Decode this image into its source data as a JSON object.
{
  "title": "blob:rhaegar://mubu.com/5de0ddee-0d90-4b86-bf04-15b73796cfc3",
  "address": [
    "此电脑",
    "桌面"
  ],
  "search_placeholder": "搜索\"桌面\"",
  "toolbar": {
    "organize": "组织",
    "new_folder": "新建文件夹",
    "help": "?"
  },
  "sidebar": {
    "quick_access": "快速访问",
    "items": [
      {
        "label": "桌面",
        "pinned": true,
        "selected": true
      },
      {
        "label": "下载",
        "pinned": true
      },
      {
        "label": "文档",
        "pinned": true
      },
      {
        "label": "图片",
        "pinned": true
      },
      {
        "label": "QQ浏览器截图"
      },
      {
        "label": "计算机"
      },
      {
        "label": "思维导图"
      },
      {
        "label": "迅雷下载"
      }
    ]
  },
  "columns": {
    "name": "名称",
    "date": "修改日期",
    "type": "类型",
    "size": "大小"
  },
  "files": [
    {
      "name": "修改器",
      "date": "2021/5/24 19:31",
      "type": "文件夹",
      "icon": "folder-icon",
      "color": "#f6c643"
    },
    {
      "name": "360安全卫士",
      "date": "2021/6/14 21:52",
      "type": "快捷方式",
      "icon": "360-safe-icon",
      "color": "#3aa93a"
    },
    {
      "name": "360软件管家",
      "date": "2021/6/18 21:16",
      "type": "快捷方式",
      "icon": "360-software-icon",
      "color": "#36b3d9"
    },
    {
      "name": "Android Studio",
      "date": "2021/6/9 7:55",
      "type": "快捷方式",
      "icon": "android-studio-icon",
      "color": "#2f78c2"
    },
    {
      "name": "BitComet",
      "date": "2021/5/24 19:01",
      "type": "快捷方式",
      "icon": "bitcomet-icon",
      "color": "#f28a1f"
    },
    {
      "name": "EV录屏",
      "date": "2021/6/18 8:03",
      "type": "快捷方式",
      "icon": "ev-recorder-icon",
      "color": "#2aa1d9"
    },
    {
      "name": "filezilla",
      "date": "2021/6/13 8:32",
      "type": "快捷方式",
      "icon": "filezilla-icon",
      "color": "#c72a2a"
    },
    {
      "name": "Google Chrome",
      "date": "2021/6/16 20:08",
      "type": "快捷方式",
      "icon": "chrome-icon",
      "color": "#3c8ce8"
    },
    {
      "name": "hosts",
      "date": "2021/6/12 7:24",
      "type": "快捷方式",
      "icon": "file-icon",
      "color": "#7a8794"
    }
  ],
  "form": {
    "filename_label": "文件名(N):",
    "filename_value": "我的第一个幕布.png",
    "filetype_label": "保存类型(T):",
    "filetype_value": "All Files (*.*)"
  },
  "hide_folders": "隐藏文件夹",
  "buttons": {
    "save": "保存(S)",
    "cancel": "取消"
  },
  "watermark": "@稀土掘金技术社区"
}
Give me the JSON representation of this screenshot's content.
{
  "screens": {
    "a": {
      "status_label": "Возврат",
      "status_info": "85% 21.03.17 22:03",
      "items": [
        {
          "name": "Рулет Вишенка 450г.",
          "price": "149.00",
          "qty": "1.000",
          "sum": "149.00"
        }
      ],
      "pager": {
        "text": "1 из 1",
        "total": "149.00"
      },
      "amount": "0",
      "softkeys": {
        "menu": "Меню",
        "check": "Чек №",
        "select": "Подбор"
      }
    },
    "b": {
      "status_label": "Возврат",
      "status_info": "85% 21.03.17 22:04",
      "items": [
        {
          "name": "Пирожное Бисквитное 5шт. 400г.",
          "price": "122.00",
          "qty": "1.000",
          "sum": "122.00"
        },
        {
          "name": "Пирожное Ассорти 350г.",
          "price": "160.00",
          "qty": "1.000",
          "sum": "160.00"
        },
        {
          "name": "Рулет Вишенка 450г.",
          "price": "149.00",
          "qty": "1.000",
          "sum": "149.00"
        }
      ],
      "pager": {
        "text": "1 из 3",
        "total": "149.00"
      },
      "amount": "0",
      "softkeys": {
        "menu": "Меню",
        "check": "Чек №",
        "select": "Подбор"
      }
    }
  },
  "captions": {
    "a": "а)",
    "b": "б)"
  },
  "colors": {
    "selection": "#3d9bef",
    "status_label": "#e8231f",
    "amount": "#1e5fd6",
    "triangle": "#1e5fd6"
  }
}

____

Scan the listing above. Gather each line that contains the word "date".

    "date": "修改日期",
      "date": "2021/5/24 19:31",
      "date": "2021/6/14 21:52",
      "date": "2021/6/18 21:16",
      "date": "2021/6/9 7:55",
      "date": "2021/5/24 19:01",
      "date": "2021/6/18 8:03",
      "date": "2021/6/13 8:32",
      "date": "2021/6/16 20:08",
      "date": "2021/6/12 7:24",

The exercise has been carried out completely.